• **Work required**: Omit every picture and return the rest of the data unaltered.

• **Records**:
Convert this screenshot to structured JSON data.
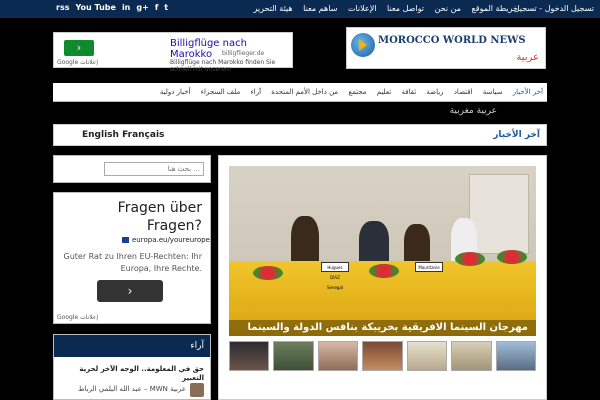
{
  "topbar": {
    "login": "تسجيل الدخول - تسجيل",
    "links": [
      "خريطة الموقع",
      "من نحن",
      "تواصل معنا",
      "الإعلانات",
      "ساهم معنا",
      "هيئة التحرير"
    ],
    "socials": [
      "rss",
      "You Tube",
      "in",
      "g+",
      "f",
      "t"
    ]
  },
  "header": {
    "ad": {
      "title": "Billigflüge nach Marokko",
      "url": "billigflieger.de",
      "desc": "Billigflüge nach Marokko finden Sie schnell mit unserem",
      "label": "Google إعلانات"
    },
    "logo": {
      "title": "MOROCCO WORLD NEWS",
      "sub": "عربية"
    }
  },
  "nav": {
    "items": [
      "آخر الأخبار",
      "سياسة",
      "اقتصاد",
      "رياضة",
      "ثقافة",
      "تعليم",
      "مجتمع",
      "من داخل الأمم المتحدة",
      "آراء",
      "ملف السجراء",
      "أخبار دولية"
    ]
  },
  "strip": {
    "text": "عربية مغربية"
  },
  "section": {
    "lang": "English Français",
    "label": "آخر الأخبار"
  },
  "search": {
    "placeholder": "بحث هنا ..."
  },
  "ad2": {
    "headline": "Fragen über Fragen?",
    "source": "europa.eu/youreurope",
    "body": "Guter Rat zu Ihren EU-Rechten: Ihr Europa, Ihre Rechte.",
    "button": "›",
    "label": "Google إعلانات"
  },
  "opinions": {
    "heading": "آراء",
    "title": "حق في المعلومة.. الوجه الآخر لحرية التعبير",
    "desc": "عبد الله البلمي الرباط – MWN عربية"
  },
  "slider": {
    "caption": "مهرجان السينما الافريقية بخريبكة بنافس الدولة والسينما",
    "nameplates": [
      "Hugues DIAZ Senegal",
      "Mauritanie",
      ""
    ]
  },
  "colors": {
    "brand": "#0b2a52",
    "accent": "#1d5aa0"
  }
}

• **Solution to the problem**:
Convert this screenshot to structured JSON data.
{
  "topbar": {
    "login": "تسجيل الدخول - تسجيل",
    "links": [
      "خريطة الموقع",
      "من نحن",
      "تواصل معنا",
      "الإعلانات",
      "ساهم معنا",
      "هيئة التحرير"
    ],
    "socials": [
      "rss",
      "You Tube",
      "in",
      "g+",
      "f",
      "t"
    ]
  },
  "header": {
    "ad": {
      "title": "Billigflüge nach Marokko",
      "url": "billigflieger.de",
      "desc": "Billigflüge nach Marokko finden Sie schnell mit unserem",
      "label": "Google إعلانات"
    },
    "logo": {
      "title": "MOROCCO WORLD NEWS",
      "sub": "عربية"
    }
  },
  "nav": {
    "items": [
      "آخر الأخبار",
      "سياسة",
      "اقتصاد",
      "رياضة",
      "ثقافة",
      "تعليم",
      "مجتمع",
      "من داخل الأمم المتحدة",
      "آراء",
      "ملف السجراء",
      "أخبار دولية"
    ]
  },
  "strip": {
    "text": "عربية مغربية"
  },
  "section": {
    "lang": "English Français",
    "label": "آخر الأخبار"
  },
  "search": {
    "placeholder": "بحث هنا ..."
  },
  "ad2": {
    "headline": "Fragen über Fragen?",
    "source": "europa.eu/youreurope",
    "body": "Guter Rat zu Ihren EU-Rechten: Ihr Europa, Ihre Rechte.",
    "button": "›",
    "label": "Google إعلانات"
  },
  "opinions": {
    "heading": "آراء",
    "title": "حق في المعلومة.. الوجه الآخر لحرية التعبير",
    "desc": "عبد الله البلمي الرباط – MWN عربية"
  },
  "slider": {
    "caption": "مهرجان السينما الافريقية بخريبكة بنافس الدولة والسينما",
    "nameplates": [
      "Hugues DIAZ Senegal",
      "Mauritanie",
      ""
    ]
  },
  "colors": {
    "brand": "#0b2a52",
    "accent": "#1d5aa0"
  }
}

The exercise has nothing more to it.